## Exercise details
Can you transcribe every record below exactly as it appears?

## Figure dataset records
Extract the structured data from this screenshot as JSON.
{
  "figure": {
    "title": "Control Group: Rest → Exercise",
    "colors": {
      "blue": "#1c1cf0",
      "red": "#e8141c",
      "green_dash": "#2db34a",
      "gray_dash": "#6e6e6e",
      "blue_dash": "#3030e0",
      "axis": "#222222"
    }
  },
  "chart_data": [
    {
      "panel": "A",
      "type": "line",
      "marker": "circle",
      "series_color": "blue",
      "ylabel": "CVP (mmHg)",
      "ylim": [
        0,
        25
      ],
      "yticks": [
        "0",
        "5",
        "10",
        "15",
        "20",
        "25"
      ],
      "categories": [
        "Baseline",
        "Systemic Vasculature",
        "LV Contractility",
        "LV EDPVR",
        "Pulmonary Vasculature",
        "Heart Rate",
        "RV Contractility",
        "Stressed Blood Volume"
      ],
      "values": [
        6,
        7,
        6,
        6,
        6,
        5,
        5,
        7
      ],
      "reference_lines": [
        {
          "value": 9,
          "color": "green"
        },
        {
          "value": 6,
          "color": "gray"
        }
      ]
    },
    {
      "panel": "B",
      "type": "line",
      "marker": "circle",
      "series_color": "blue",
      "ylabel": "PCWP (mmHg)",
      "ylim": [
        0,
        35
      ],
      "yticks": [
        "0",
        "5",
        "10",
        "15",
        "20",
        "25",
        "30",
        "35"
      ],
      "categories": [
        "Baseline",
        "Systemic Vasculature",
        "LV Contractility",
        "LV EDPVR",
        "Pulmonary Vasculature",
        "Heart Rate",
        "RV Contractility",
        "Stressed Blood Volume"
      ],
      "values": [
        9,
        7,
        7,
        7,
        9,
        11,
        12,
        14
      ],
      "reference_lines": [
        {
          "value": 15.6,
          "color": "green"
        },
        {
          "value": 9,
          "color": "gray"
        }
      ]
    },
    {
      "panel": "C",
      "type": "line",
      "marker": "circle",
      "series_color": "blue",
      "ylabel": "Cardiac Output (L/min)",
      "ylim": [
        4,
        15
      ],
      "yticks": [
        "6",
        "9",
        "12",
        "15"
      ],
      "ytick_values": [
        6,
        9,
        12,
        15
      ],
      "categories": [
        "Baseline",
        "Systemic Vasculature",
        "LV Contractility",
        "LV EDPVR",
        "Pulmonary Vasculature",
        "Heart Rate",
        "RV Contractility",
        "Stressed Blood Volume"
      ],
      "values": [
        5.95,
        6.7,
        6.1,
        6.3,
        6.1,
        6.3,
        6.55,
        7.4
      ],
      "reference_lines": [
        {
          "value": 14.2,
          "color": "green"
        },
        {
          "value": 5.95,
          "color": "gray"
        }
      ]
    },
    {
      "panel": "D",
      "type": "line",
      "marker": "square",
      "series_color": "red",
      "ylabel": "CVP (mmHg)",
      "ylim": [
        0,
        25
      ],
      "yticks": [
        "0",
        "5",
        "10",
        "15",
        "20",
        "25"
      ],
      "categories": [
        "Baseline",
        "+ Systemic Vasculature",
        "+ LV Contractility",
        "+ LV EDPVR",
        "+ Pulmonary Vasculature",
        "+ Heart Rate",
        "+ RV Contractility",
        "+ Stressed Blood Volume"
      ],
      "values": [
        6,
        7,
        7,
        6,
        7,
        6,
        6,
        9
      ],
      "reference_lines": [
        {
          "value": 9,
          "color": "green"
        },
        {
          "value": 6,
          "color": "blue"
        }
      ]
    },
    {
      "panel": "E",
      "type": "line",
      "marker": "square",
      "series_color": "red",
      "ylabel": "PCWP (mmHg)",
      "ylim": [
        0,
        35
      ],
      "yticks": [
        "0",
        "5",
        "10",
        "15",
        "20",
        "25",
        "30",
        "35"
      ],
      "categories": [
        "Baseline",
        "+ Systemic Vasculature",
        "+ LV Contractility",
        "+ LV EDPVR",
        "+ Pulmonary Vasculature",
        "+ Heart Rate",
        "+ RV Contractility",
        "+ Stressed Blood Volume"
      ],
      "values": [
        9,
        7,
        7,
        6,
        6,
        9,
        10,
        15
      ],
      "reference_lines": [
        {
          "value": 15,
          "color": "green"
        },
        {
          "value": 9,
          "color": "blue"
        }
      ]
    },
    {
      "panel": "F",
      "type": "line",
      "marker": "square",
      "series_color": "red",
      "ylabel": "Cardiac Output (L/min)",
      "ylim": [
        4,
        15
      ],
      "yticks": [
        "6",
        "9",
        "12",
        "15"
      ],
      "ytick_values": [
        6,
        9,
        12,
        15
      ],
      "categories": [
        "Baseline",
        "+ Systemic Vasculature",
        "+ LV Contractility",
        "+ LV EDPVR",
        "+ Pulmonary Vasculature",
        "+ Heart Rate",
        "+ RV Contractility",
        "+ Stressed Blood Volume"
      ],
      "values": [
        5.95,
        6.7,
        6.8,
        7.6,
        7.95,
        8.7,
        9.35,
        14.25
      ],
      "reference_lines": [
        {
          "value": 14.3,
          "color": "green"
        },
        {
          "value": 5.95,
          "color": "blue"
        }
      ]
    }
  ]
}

## Output
Extract the structured data from this screenshot as JSON.
{
  "figure": {
    "title": "Control Group: Rest → Exercise",
    "colors": {
      "blue": "#1c1cf0",
      "red": "#e8141c",
      "green_dash": "#2db34a",
      "gray_dash": "#6e6e6e",
      "blue_dash": "#3030e0",
      "axis": "#222222"
    }
  },
  "chart_data": [
    {
      "panel": "A",
      "type": "line",
      "marker": "circle",
      "series_color": "blue",
      "ylabel": "CVP (mmHg)",
      "ylim": [
        0,
        25
      ],
      "yticks": [
        "0",
        "5",
        "10",
        "15",
        "20",
        "25"
      ],
      "categories": [
        "Baseline",
        "Systemic Vasculature",
        "LV Contractility",
        "LV EDPVR",
        "Pulmonary Vasculature",
        "Heart Rate",
        "RV Contractility",
        "Stressed Blood Volume"
      ],
      "values": [
        6,
        7,
        6,
        6,
        6,
        5,
        5,
        7
      ],
      "reference_lines": [
        {
          "value": 9,
          "color": "green"
        },
        {
          "value": 6,
          "color": "gray"
        }
      ]
    },
    {
      "panel": "B",
      "type": "line",
      "marker": "circle",
      "series_color": "blue",
      "ylabel": "PCWP (mmHg)",
      "ylim": [
        0,
        35
      ],
      "yticks": [
        "0",
        "5",
        "10",
        "15",
        "20",
        "25",
        "30",
        "35"
      ],
      "categories": [
        "Baseline",
        "Systemic Vasculature",
        "LV Contractility",
        "LV EDPVR",
        "Pulmonary Vasculature",
        "Heart Rate",
        "RV Contractility",
        "Stressed Blood Volume"
      ],
      "values": [
        9,
        7,
        7,
        7,
        9,
        11,
        12,
        14
      ],
      "reference_lines": [
        {
          "value": 15.6,
          "color": "green"
        },
        {
          "value": 9,
          "color": "gray"
        }
      ]
    },
    {
      "panel": "C",
      "type": "line",
      "marker": "circle",
      "series_color": "blue",
      "ylabel": "Cardiac Output (L/min)",
      "ylim": [
        4,
        15
      ],
      "yticks": [
        "6",
        "9",
        "12",
        "15"
      ],
      "ytick_values": [
        6,
        9,
        12,
        15
      ],
      "categories": [
        "Baseline",
        "Systemic Vasculature",
        "LV Contractility",
        "LV EDPVR",
        "Pulmonary Vasculature",
        "Heart Rate",
        "RV Contractility",
        "Stressed Blood Volume"
      ],
      "values": [
        5.95,
        6.7,
        6.1,
        6.3,
        6.1,
        6.3,
        6.55,
        7.4
      ],
      "reference_lines": [
        {
          "value": 14.2,
          "color": "green"
        },
        {
          "value": 5.95,
          "color": "gray"
        }
      ]
    },
    {
      "panel": "D",
      "type": "line",
      "marker": "square",
      "series_color": "red",
      "ylabel": "CVP (mmHg)",
      "ylim": [
        0,
        25
      ],
      "yticks": [
        "0",
        "5",
        "10",
        "15",
        "20",
        "25"
      ],
      "categories": [
        "Baseline",
        "+ Systemic Vasculature",
        "+ LV Contractility",
        "+ LV EDPVR",
        "+ Pulmonary Vasculature",
        "+ Heart Rate",
        "+ RV Contractility",
        "+ Stressed Blood Volume"
      ],
      "values": [
        6,
        7,
        7,
        6,
        7,
        6,
        6,
        9
      ],
      "reference_lines": [
        {
          "value": 9,
          "color": "green"
        },
        {
          "value": 6,
          "color": "blue"
        }
      ]
    },
    {
      "panel": "E",
      "type": "line",
      "marker": "square",
      "series_color": "red",
      "ylabel": "PCWP (mmHg)",
      "ylim": [
        0,
        35
      ],
      "yticks": [
        "0",
        "5",
        "10",
        "15",
        "20",
        "25",
        "30",
        "35"
      ],
      "categories": [
        "Baseline",
        "+ Systemic Vasculature",
        "+ LV Contractility",
        "+ LV EDPVR",
        "+ Pulmonary Vasculature",
        "+ Heart Rate",
        "+ RV Contractility",
        "+ Stressed Blood Volume"
      ],
      "values": [
        9,
        7,
        7,
        6,
        6,
        9,
        10,
        15
      ],
      "reference_lines": [
        {
          "value": 15,
          "color": "green"
        },
        {
          "value": 9,
          "color": "blue"
        }
      ]
    },
    {
      "panel": "F",
      "type": "line",
      "marker": "square",
      "series_color": "red",
      "ylabel": "Cardiac Output (L/min)",
      "ylim": [
        4,
        15
      ],
      "yticks": [
        "6",
        "9",
        "12",
        "15"
      ],
      "ytick_values": [
        6,
        9,
        12,
        15
      ],
      "categories": [
        "Baseline",
        "+ Systemic Vasculature",
        "+ LV Contractility",
        "+ LV EDPVR",
        "+ Pulmonary Vasculature",
        "+ Heart Rate",
        "+ RV Contractility",
        "+ Stressed Blood Volume"
      ],
      "values": [
        5.95,
        6.7,
        6.8,
        7.6,
        7.95,
        8.7,
        9.35,
        14.25
      ],
      "reference_lines": [
        {
          "value": 14.3,
          "color": "green"
        },
        {
          "value": 5.95,
          "color": "blue"
        }
      ]
    }
  ]
}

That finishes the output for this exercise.